### STATED TASK
Omit all pictures and give the records below again exactly as written.

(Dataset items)

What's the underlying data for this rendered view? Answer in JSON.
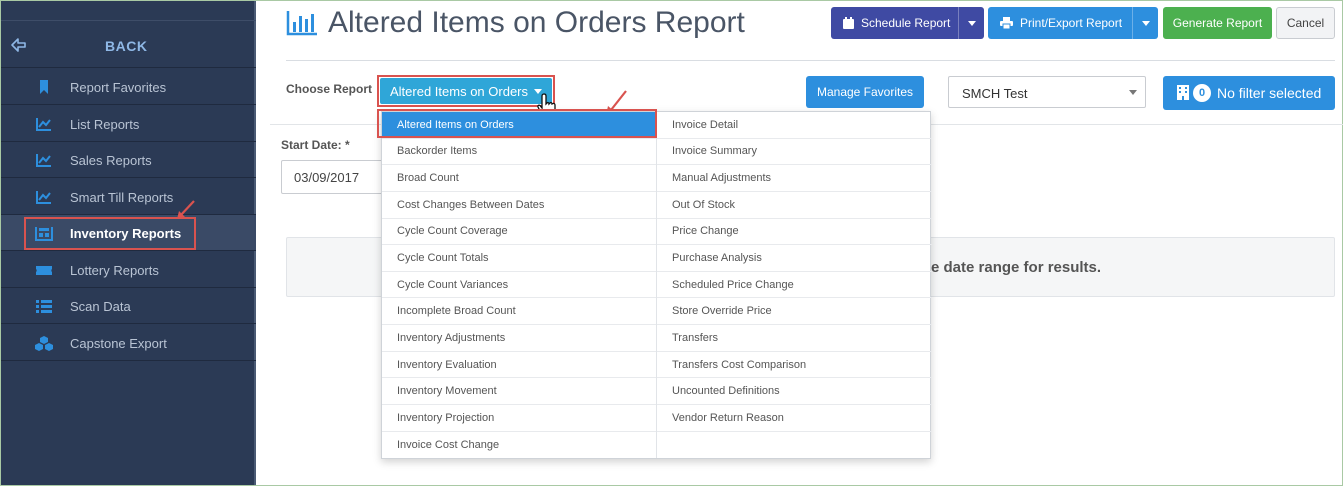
{
  "sidebar": {
    "back_label": "BACK",
    "items": [
      {
        "label": "Report Favorites",
        "icon": "bookmark-icon"
      },
      {
        "label": "List Reports",
        "icon": "line-chart-icon"
      },
      {
        "label": "Sales Reports",
        "icon": "line-chart-icon"
      },
      {
        "label": "Smart Till Reports",
        "icon": "line-chart-icon"
      },
      {
        "label": "Inventory Reports",
        "icon": "inventory-icon",
        "active": true
      },
      {
        "label": "Lottery Reports",
        "icon": "ticket-icon"
      },
      {
        "label": "Scan Data",
        "icon": "list-icon"
      },
      {
        "label": "Capstone Export",
        "icon": "cubes-icon"
      }
    ]
  },
  "header": {
    "title": "Altered Items on Orders Report",
    "schedule_label": "Schedule Report",
    "print_label": "Print/Export Report",
    "generate_label": "Generate Report",
    "cancel_label": "Cancel"
  },
  "toolbar": {
    "choose_label": "Choose Report",
    "report_selected": "Altered Items on Orders",
    "manage_label": "Manage Favorites",
    "store_value": "SMCH Test",
    "filter_count": "0",
    "filter_label": "No filter selected"
  },
  "form": {
    "start_label": "Start Date: *",
    "start_value": "03/09/2017",
    "results_text": "e date range for results."
  },
  "dropdown": {
    "left": [
      "Altered Items on Orders",
      "Backorder Items",
      "Broad Count",
      "Cost Changes Between Dates",
      "Cycle Count Coverage",
      "Cycle Count Totals",
      "Cycle Count Variances",
      "Incomplete Broad Count",
      "Inventory Adjustments",
      "Inventory Evaluation",
      "Inventory Movement",
      "Inventory Projection",
      "Invoice Cost Change"
    ],
    "right": [
      "Invoice Detail",
      "Invoice Summary",
      "Manual Adjustments",
      "Out Of Stock",
      "Price Change",
      "Purchase Analysis",
      "Scheduled Price Change",
      "Store Override Price",
      "Transfers",
      "Transfers Cost Comparison",
      "Uncounted Definitions",
      "Vendor Return Reason"
    ]
  },
  "colors": {
    "sidebar_bg": "#2b3a55",
    "accent_blue": "#2d8fde",
    "purple": "#3f4aa3",
    "green": "#4cb04f",
    "highlight_red": "#d9534f"
  }
}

### OUTPUT BELOW
What's the underlying data for this rendered view? Answer in JSON.
{
  "sidebar": {
    "back_label": "BACK",
    "items": [
      {
        "label": "Report Favorites",
        "icon": "bookmark-icon"
      },
      {
        "label": "List Reports",
        "icon": "line-chart-icon"
      },
      {
        "label": "Sales Reports",
        "icon": "line-chart-icon"
      },
      {
        "label": "Smart Till Reports",
        "icon": "line-chart-icon"
      },
      {
        "label": "Inventory Reports",
        "icon": "inventory-icon",
        "active": true
      },
      {
        "label": "Lottery Reports",
        "icon": "ticket-icon"
      },
      {
        "label": "Scan Data",
        "icon": "list-icon"
      },
      {
        "label": "Capstone Export",
        "icon": "cubes-icon"
      }
    ]
  },
  "header": {
    "title": "Altered Items on Orders Report",
    "schedule_label": "Schedule Report",
    "print_label": "Print/Export Report",
    "generate_label": "Generate Report",
    "cancel_label": "Cancel"
  },
  "toolbar": {
    "choose_label": "Choose Report",
    "report_selected": "Altered Items on Orders",
    "manage_label": "Manage Favorites",
    "store_value": "SMCH Test",
    "filter_count": "0",
    "filter_label": "No filter selected"
  },
  "form": {
    "start_label": "Start Date: *",
    "start_value": "03/09/2017",
    "results_text": "e date range for results."
  },
  "dropdown": {
    "left": [
      "Altered Items on Orders",
      "Backorder Items",
      "Broad Count",
      "Cost Changes Between Dates",
      "Cycle Count Coverage",
      "Cycle Count Totals",
      "Cycle Count Variances",
      "Incomplete Broad Count",
      "Inventory Adjustments",
      "Inventory Evaluation",
      "Inventory Movement",
      "Inventory Projection",
      "Invoice Cost Change"
    ],
    "right": [
      "Invoice Detail",
      "Invoice Summary",
      "Manual Adjustments",
      "Out Of Stock",
      "Price Change",
      "Purchase Analysis",
      "Scheduled Price Change",
      "Store Override Price",
      "Transfers",
      "Transfers Cost Comparison",
      "Uncounted Definitions",
      "Vendor Return Reason"
    ]
  },
  "colors": {
    "sidebar_bg": "#2b3a55",
    "accent_blue": "#2d8fde",
    "purple": "#3f4aa3",
    "green": "#4cb04f",
    "highlight_red": "#d9534f"
  }
}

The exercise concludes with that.